• **BRIEF**
Read the lines below. Copy out any that hold the string "的杰出代表".

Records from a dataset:
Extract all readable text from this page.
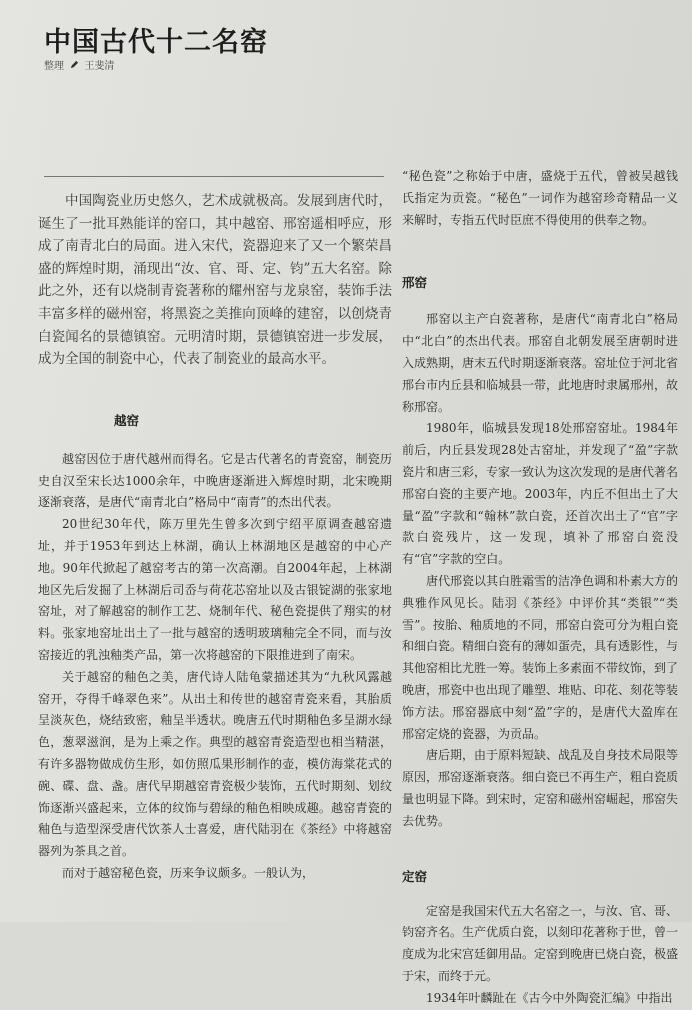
中国古代十二名窑
整理 王斐清

中国陶瓷业历史悠久，艺术成就极高。发展到唐代时，诞生了一批耳熟能详的窑口，其中越窑、邢窑遥相呼应，形成了南青北白的局面。进入宋代，瓷器迎来了又一个繁荣昌盛的辉煌时期，涌现出“汝、官、哥、定、钧”五大名窑。除此之外，还有以烧制青瓷著称的耀州窑与龙泉窑，装饰手法丰富多样的磁州窑，将黑瓷之美推向顶峰的建窑，以创烧青白瓷闻名的景德镇窑。元明清时期，景德镇窑进一步发展，成为全国的制瓷中心，代表了制瓷业的最高水平。

越窑

越窑因位于唐代越州而得名。它是古代著名的青瓷窑，制瓷历史自汉至宋长达1000余年，中晚唐逐渐进入辉煌时期，北宋晚期逐渐衰落，是唐代“南青北白”格局中“南青”的杰出代表。

20世纪30年代，陈万里先生曾多次到宁绍平原调查越窑遗址，并于1953年到达上林湖，确认上林湖地区是越窑的中心产地。90年代掀起了越窑考古的第一次高潮。自2004年起，上林湖地区先后发掘了上林湖后司岙与荷花芯窑址以及古银锭湖的张家地窑址，对了解越窑的制作工艺、烧制年代、秘色瓷提供了翔实的材料。张家地窑址出土了一批与越窑的透明玻璃釉完全不同，而与汝窑接近的乳浊釉类产品，第一次将越窑的下限推进到了南宋。

关于越窑的釉色之美，唐代诗人陆龟蒙描述其为“九秋风露越窑开，夺得千峰翠色来”。从出土和传世的越窑青瓷来看，其胎质呈淡灰色，烧结致密，釉呈半透状。晚唐五代时期釉色多呈湖水绿色，葱翠滋润，是为上乘之作。典型的越窑青瓷造型也相当精湛，有许多器物做成仿生形，如仿照瓜果形制作的壶，模仿海棠花式的碗、碟、盘、盏。唐代早期越窑青瓷极少装饰，五代时期刻、划纹饰逐渐兴盛起来，立体的纹饰与碧绿的釉色相映成趣。越窑青瓷的釉色与造型深受唐代饮茶人士喜爱，唐代陆羽在《茶经》中将越窑器列为茶具之首。

而对于越窑秘色瓷，历来争议颇多。一般认为，

“秘色瓷”之称始于中唐，盛烧于五代，曾被吴越钱氏指定为贡瓷。“秘色”一词作为越窑珍奇精品一义来解时，专指五代时臣庶不得使用的供奉之物。

邢窑

邢窑以主产白瓷著称，是唐代“南青北白”格局中“北白”的杰出代表。邢窑自北朝发展至唐朝时进入成熟期，唐末五代时期逐渐衰落。窑址位于河北省邢台市内丘县和临城县一带，此地唐时隶属邢州，故称邢窑。

1980年，临城县发现18处邢窑窑址。1984年前后，内丘县发现28处古窑址，并发现了“盈”字款瓷片和唐三彩，专家一致认为这次发现的是唐代著名邢窑白瓷的主要产地。2003年，内丘不但出土了大量“盈”字款和“翰林”款白瓷，还首次出土了“官”字款白瓷残片，这一发现，填补了邢窑白瓷没有“官”字款的空白。

唐代邢瓷以其白胜霜雪的洁净色调和朴素大方的典雅作风见长。陆羽《茶经》中评价其“类银”“类雪”。按胎、釉质地的不同，邢窑白瓷可分为粗白瓷和细白瓷。精细白瓷有的薄如蛋壳，具有透影性，与其他窑相比尤胜一筹。装饰上多素面不带纹饰，到了晚唐，邢瓷中也出现了雕塑、堆贴、印花、刻花等装饰方法。邢窑器底中刻“盈”字的，是唐代大盈库在邢窑定烧的瓷器，为贡品。

唐后期，由于原料短缺、战乱及自身技术局限等原因，邢窑逐渐衰落。细白瓷已不再生产，粗白瓷质量也明显下降。到宋时，定窑和磁州窑崛起，邢窑失去优势。

定窑

定窑是我国宋代五大名窑之一，与汝、官、哥、钧窑齐名。生产优质白瓷，以刻印花著称于世，曾一度成为北宋宫廷御用品。定窑到晚唐已烧白瓷，极盛于宋，而终于元。

1934年叶麟趾在《古今中外陶瓷汇编》中指出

• **TASK ANSWER**
越窑因位于唐代越州而得名。它是古代著名的青瓷窑，制瓷历史自汉至宋长达1000余年，中晚唐逐渐进入辉煌时期，北宋晚期逐渐衰落，是唐代“南青北白”格局中“南青”的杰出代表。
邢窑以主产白瓷著称，是唐代“南青北白”格局中“北白”的杰出代表。邢窑自北朝发展至唐朝时进入成熟期，唐末五代时期逐渐衰落。窑址位于河北省邢台市内丘县和临城县一带，此地唐时隶属邢州，故称邢窑。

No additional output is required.